Start of Records supplied
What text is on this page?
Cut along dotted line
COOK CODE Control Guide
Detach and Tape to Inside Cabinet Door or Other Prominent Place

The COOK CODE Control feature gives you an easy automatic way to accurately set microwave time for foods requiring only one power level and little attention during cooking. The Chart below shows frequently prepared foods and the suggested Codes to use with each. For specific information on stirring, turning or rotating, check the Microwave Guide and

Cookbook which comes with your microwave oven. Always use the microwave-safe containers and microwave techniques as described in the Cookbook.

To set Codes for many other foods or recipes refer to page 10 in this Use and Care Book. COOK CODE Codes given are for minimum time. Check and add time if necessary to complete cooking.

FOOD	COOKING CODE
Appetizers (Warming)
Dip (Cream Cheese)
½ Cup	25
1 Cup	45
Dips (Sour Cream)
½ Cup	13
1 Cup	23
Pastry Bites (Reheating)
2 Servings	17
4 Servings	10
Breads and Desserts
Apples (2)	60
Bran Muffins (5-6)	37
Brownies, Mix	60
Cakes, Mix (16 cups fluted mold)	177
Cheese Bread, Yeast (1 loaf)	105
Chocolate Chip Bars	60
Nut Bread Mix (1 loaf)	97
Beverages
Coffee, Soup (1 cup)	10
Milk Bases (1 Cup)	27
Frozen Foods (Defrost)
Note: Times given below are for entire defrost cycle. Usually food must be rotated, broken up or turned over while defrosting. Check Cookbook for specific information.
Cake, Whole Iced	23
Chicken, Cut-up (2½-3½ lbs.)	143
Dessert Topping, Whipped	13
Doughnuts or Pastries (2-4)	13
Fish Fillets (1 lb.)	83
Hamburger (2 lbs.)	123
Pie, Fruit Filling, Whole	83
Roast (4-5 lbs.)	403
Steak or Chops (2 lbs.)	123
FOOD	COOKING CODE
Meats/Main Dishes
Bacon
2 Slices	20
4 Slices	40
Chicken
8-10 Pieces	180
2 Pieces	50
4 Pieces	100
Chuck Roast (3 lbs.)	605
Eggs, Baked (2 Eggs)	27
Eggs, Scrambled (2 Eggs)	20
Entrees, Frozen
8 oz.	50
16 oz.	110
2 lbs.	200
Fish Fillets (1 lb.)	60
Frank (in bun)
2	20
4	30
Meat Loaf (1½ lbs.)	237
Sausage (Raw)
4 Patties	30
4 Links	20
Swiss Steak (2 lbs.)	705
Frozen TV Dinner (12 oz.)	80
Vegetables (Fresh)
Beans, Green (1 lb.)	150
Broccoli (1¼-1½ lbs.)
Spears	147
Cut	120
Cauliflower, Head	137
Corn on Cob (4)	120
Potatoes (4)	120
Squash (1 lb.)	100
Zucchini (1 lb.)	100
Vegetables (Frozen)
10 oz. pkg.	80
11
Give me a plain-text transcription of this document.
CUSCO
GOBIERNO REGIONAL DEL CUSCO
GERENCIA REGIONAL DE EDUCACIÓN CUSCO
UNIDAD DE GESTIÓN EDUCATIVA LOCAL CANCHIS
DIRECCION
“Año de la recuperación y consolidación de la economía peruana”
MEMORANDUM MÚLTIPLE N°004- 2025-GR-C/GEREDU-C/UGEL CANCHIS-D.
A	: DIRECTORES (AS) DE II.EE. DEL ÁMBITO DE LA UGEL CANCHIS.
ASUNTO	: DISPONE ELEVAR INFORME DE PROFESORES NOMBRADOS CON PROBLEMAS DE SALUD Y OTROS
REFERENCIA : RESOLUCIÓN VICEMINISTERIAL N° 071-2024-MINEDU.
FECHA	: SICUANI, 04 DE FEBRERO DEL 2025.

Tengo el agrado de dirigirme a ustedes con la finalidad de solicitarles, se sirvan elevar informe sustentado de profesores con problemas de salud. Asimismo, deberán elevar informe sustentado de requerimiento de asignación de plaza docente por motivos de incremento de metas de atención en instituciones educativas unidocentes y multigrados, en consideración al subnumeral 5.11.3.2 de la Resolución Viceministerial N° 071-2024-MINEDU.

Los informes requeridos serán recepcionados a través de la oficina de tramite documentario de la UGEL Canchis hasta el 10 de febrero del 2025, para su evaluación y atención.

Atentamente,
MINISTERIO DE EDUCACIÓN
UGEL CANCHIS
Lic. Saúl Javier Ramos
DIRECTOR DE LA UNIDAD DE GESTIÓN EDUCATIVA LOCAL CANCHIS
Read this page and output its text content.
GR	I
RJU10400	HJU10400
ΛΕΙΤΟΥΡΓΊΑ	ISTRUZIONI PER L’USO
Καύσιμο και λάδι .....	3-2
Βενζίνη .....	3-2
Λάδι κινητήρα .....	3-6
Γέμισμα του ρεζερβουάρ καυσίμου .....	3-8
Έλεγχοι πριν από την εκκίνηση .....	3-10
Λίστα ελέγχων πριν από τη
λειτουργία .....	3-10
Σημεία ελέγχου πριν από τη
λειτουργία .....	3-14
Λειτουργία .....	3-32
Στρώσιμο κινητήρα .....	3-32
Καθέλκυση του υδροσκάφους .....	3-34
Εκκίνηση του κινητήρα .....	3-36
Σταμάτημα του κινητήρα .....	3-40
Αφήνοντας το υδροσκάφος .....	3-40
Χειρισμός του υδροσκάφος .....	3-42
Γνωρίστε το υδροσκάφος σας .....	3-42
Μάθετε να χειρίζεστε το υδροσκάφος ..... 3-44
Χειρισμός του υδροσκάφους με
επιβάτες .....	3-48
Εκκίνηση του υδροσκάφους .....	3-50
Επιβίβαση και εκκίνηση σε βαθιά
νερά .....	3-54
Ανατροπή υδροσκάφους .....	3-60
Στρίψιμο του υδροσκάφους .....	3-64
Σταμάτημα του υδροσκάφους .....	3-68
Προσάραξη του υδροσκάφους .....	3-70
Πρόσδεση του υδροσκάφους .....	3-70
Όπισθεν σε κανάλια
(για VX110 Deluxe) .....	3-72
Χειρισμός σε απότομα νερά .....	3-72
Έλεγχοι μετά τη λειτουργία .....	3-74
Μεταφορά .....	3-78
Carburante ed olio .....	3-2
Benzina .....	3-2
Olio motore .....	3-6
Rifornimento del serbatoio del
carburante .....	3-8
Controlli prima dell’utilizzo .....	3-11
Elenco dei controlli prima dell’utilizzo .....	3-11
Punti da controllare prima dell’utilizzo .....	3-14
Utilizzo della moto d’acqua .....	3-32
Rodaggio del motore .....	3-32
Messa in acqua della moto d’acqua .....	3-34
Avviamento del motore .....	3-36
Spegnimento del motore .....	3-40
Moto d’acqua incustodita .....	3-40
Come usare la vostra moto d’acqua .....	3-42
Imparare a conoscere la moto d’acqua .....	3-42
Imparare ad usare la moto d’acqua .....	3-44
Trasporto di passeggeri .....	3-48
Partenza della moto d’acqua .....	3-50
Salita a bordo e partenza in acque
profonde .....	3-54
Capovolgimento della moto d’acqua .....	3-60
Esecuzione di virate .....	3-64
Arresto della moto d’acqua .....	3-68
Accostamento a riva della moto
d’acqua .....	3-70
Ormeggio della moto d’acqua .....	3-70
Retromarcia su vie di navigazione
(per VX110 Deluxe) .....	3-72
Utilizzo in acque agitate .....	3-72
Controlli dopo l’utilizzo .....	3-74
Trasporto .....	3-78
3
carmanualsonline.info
End of Records supplied
• The problem
Look through the material above. Copy each line where the word "πριν" appears.

• In response
Έλεγχοι πριν από την εκκίνηση .....	3-10
Λίστα ελέγχων πριν από τη
Σημεία ελέγχου πριν από τη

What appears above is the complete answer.